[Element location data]
━━━━
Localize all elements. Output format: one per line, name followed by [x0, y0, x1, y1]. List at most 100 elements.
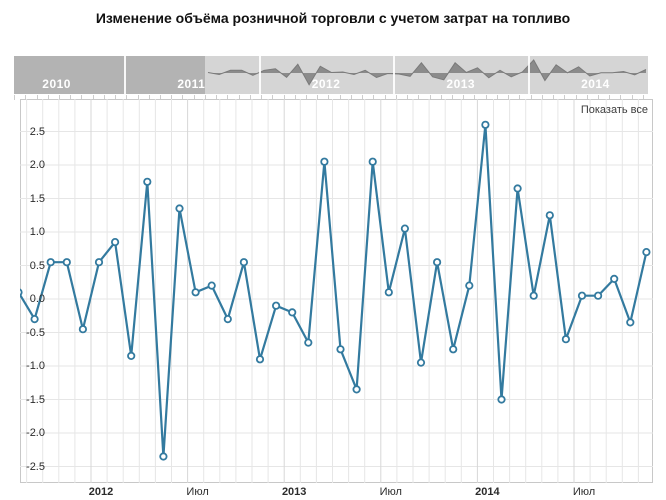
- ruler-tick: [418, 95, 420, 100]
- data-point-marker[interactable]: [593, 291, 603, 300]
- data-point-marker[interactable]: [143, 177, 152, 186]
- y-axis-tick-label: 1.5: [29, 192, 45, 205]
- data-point-marker[interactable]: [529, 291, 538, 300]
- chart-title: Изменение объёма розничной торговли с уч…: [95, 10, 571, 26]
- y-axis-tick-label: 2.0: [29, 159, 45, 171]
- data-point-marker[interactable]: [336, 345, 345, 354]
- ruler-tick: [103, 95, 105, 100]
- ruler-tick: [115, 95, 117, 100]
- data-point-marker[interactable]: [207, 281, 216, 290]
- data-point-marker[interactable]: [111, 238, 120, 247]
- ruler-tick: [204, 95, 206, 100]
- date-ruler: [14, 94, 648, 100]
- data-point-marker[interactable]: [561, 335, 571, 344]
- ruler-tick: [530, 95, 532, 100]
- ruler-tick: [272, 95, 274, 100]
- ruler-tick: [137, 95, 139, 100]
- data-point-marker[interactable]: [626, 318, 635, 327]
- range-selector-preview-area-chart: [207, 59, 647, 86]
- data-point-marker[interactable]: [159, 452, 168, 461]
- data-point-marker[interactable]: [78, 325, 88, 334]
- ruler-tick: [238, 95, 240, 100]
- x-axis-tick-label: 2014: [475, 486, 500, 498]
- data-point-marker[interactable]: [191, 288, 200, 297]
- data-point-marker[interactable]: [497, 395, 506, 404]
- data-point-marker[interactable]: [46, 258, 55, 267]
- ruler-tick: [249, 95, 251, 100]
- data-point-marker[interactable]: [288, 308, 297, 317]
- show-all-link[interactable]: Показать все: [580, 104, 648, 116]
- data-point-marker[interactable]: [449, 345, 458, 354]
- ruler-tick: [609, 95, 611, 100]
- ruler-tick: [227, 95, 229, 100]
- ruler-tick: [474, 95, 476, 100]
- y-axis-tick-label: -1.0: [26, 360, 45, 372]
- ruler-tick: [70, 95, 72, 100]
- ruler-tick: [553, 95, 554, 100]
- data-point-marker[interactable]: [513, 184, 522, 193]
- ruler-tick: [148, 95, 150, 100]
- year-separator: [393, 56, 396, 94]
- data-point-marker[interactable]: [320, 157, 329, 166]
- data-point-marker[interactable]: [223, 315, 232, 324]
- series-line: [20, 123, 648, 458]
- data-point-marker[interactable]: [416, 358, 426, 367]
- ruler-tick: [575, 95, 577, 100]
- data-point-marker[interactable]: [610, 274, 619, 283]
- year-separator: [258, 56, 261, 94]
- y-axis-tick-label: -1.5: [26, 393, 45, 406]
- data-point-marker[interactable]: [94, 258, 104, 267]
- navigator-year-label: 2013: [446, 77, 476, 91]
- data-point-marker[interactable]: [384, 288, 393, 297]
- data-point-marker[interactable]: [272, 301, 281, 310]
- data-point-marker[interactable]: [368, 157, 377, 166]
- data-point-marker[interactable]: [20, 288, 23, 297]
- data-point-marker[interactable]: [400, 224, 409, 233]
- y-axis-tick-label: -2.0: [26, 427, 45, 439]
- data-point-marker[interactable]: [465, 281, 474, 290]
- data-point-marker[interactable]: [175, 204, 184, 213]
- data-point-marker[interactable]: [30, 315, 39, 324]
- ruler-tick: [395, 95, 397, 100]
- ruler-tick: [519, 95, 521, 100]
- data-point-marker[interactable]: [127, 351, 136, 360]
- ruler-tick: [541, 95, 543, 100]
- ruler-tick: [598, 95, 599, 100]
- ruler-tick: [620, 95, 622, 100]
- ruler-tick: [362, 95, 364, 100]
- y-axis-tick-label: -0.5: [26, 326, 45, 339]
- ruler-tick: [193, 95, 195, 100]
- ruler-tick: [429, 95, 431, 100]
- ruler-tick: [496, 95, 498, 100]
- preview-area-outline: [207, 59, 647, 86]
- y-axis-tick-label: 1.0: [29, 226, 45, 238]
- x-axis-tick-label: Июл: [572, 486, 596, 498]
- data-point-marker[interactable]: [481, 120, 490, 129]
- data-point-marker[interactable]: [304, 338, 313, 347]
- ruler-tick: [58, 95, 60, 100]
- data-point-marker[interactable]: [545, 211, 554, 220]
- data-point-marker[interactable]: [62, 258, 71, 267]
- data-point-marker[interactable]: [255, 355, 265, 364]
- ruler-tick: [81, 95, 83, 100]
- data-point-marker[interactable]: [432, 258, 442, 267]
- ruler-tick: [182, 95, 184, 100]
- data-point-marker[interactable]: [239, 258, 248, 267]
- ruler-tick: [328, 95, 330, 100]
- ruler-tick: [317, 95, 319, 100]
- ruler-tick: [47, 95, 49, 100]
- ruler-tick: [350, 95, 352, 100]
- line-chart-plot[interactable]: [20, 99, 653, 483]
- y-axis-tick-label: 0.0: [29, 293, 45, 305]
- range-selector-unselected-region[interactable]: [14, 56, 205, 94]
- range-selector[interactable]: 2010 2011 2012 2013 2014: [14, 56, 648, 94]
- data-point-marker[interactable]: [352, 385, 361, 394]
- ruler-tick: [407, 95, 409, 100]
- navigator-year-label: 2011: [177, 77, 206, 91]
- ruler-tick: [306, 95, 307, 100]
- data-point-marker[interactable]: [642, 248, 651, 257]
- ruler-tick: [440, 95, 442, 100]
- data-point-marker[interactable]: [577, 291, 587, 300]
- x-axis-tick-label: 2012: [88, 486, 114, 498]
━━━━
_Required task_: Please copy every line of the records above word for word, leaving out the pictures.

_Response to this exercise_:
Localize all elements. Output format: one per line, name followed by [x0, y0, x1, y1]. List at most 100 elements.
- ruler-tick: [418, 95, 420, 100]
- data-point-marker[interactable]: [593, 291, 603, 300]
- data-point-marker[interactable]: [143, 177, 152, 186]
- y-axis-tick-label: 1.5: [29, 192, 45, 205]
- data-point-marker[interactable]: [529, 291, 538, 300]
- chart-title: Изменение объёма розничной торговли с уч…: [95, 10, 571, 26]
- y-axis-tick-label: 2.0: [29, 159, 45, 171]
- data-point-marker[interactable]: [336, 345, 345, 354]
- ruler-tick: [103, 95, 105, 100]
- ruler-tick: [115, 95, 117, 100]
- data-point-marker[interactable]: [207, 281, 216, 290]
- data-point-marker[interactable]: [111, 238, 120, 247]
- ruler-tick: [204, 95, 206, 100]
- date-ruler: [14, 94, 648, 100]
- data-point-marker[interactable]: [561, 335, 571, 344]
- ruler-tick: [530, 95, 532, 100]
- ruler-tick: [272, 95, 274, 100]
- ruler-tick: [137, 95, 139, 100]
- data-point-marker[interactable]: [626, 318, 635, 327]
- range-selector-preview-area-chart: [207, 59, 647, 86]
- data-point-marker[interactable]: [159, 452, 168, 461]
- data-point-marker[interactable]: [78, 325, 88, 334]
- ruler-tick: [238, 95, 240, 100]
- x-axis-tick-label: 2014: [475, 486, 500, 498]
- data-point-marker[interactable]: [191, 288, 200, 297]
- data-point-marker[interactable]: [497, 395, 506, 404]
- data-point-marker[interactable]: [46, 258, 55, 267]
- ruler-tick: [249, 95, 251, 100]
- data-point-marker[interactable]: [288, 308, 297, 317]
- show-all-link[interactable]: Показать все: [580, 104, 648, 116]
- data-point-marker[interactable]: [449, 345, 458, 354]
- ruler-tick: [609, 95, 611, 100]
- ruler-tick: [227, 95, 229, 100]
- ruler-tick: [474, 95, 476, 100]
- y-axis-tick-label: -1.0: [26, 360, 45, 372]
- ruler-tick: [70, 95, 72, 100]
- ruler-tick: [553, 95, 554, 100]
- data-point-marker[interactable]: [513, 184, 522, 193]
- ruler-tick: [148, 95, 150, 100]
- year-separator: [393, 56, 396, 94]
- data-point-marker[interactable]: [320, 157, 329, 166]
- data-point-marker[interactable]: [223, 315, 232, 324]
- series-line: [20, 123, 648, 458]
- data-point-marker[interactable]: [416, 358, 426, 367]
- ruler-tick: [575, 95, 577, 100]
- data-point-marker[interactable]: [610, 274, 619, 283]
- year-separator: [258, 56, 261, 94]
- y-axis-tick-label: -1.5: [26, 393, 45, 406]
- data-point-marker[interactable]: [94, 258, 104, 267]
- navigator-year-label: 2013: [446, 77, 476, 91]
- data-point-marker[interactable]: [384, 288, 393, 297]
- data-point-marker[interactable]: [272, 301, 281, 310]
- data-point-marker[interactable]: [368, 157, 377, 166]
- data-point-marker[interactable]: [20, 288, 23, 297]
- data-point-marker[interactable]: [400, 224, 409, 233]
- y-axis-tick-label: -2.0: [26, 427, 45, 439]
- data-point-marker[interactable]: [465, 281, 474, 290]
- data-point-marker[interactable]: [175, 204, 184, 213]
- data-point-marker[interactable]: [30, 315, 39, 324]
- ruler-tick: [395, 95, 397, 100]
- ruler-tick: [519, 95, 521, 100]
- data-point-marker[interactable]: [127, 351, 136, 360]
- ruler-tick: [541, 95, 543, 100]
- ruler-tick: [598, 95, 599, 100]
- ruler-tick: [620, 95, 622, 100]
- ruler-tick: [362, 95, 364, 100]
- y-axis-tick-label: -0.5: [26, 326, 45, 339]
- ruler-tick: [193, 95, 195, 100]
- ruler-tick: [429, 95, 431, 100]
- ruler-tick: [496, 95, 498, 100]
- preview-area-outline: [207, 59, 647, 86]
- y-axis-tick-label: 1.0: [29, 226, 45, 238]
- x-axis-tick-label: Июл: [572, 486, 596, 498]
- data-point-marker[interactable]: [481, 120, 490, 129]
- data-point-marker[interactable]: [304, 338, 313, 347]
- ruler-tick: [58, 95, 60, 100]
- data-point-marker[interactable]: [545, 211, 554, 220]
- data-point-marker[interactable]: [62, 258, 71, 267]
- data-point-marker[interactable]: [255, 355, 265, 364]
- ruler-tick: [81, 95, 83, 100]
- data-point-marker[interactable]: [432, 258, 442, 267]
- ruler-tick: [182, 95, 184, 100]
- data-point-marker[interactable]: [239, 258, 248, 267]
- ruler-tick: [328, 95, 330, 100]
- ruler-tick: [317, 95, 319, 100]
- ruler-tick: [47, 95, 49, 100]
- ruler-tick: [350, 95, 352, 100]
- line-chart-plot[interactable]: [20, 99, 653, 483]
- y-axis-tick-label: 0.0: [29, 293, 45, 305]
- range-selector-unselected-region[interactable]: [14, 56, 205, 94]
- range-selector[interactable]: 2010 2011 2012 2013 2014: [14, 56, 648, 94]
- data-point-marker[interactable]: [352, 385, 361, 394]
- ruler-tick: [407, 95, 409, 100]
- navigator-year-label: 2011: [177, 77, 206, 91]
- ruler-tick: [306, 95, 307, 100]
- data-point-marker[interactable]: [642, 248, 651, 257]
- ruler-tick: [440, 95, 442, 100]
- data-point-marker[interactable]: [577, 291, 587, 300]
- x-axis-tick-label: 2012: [88, 486, 114, 498]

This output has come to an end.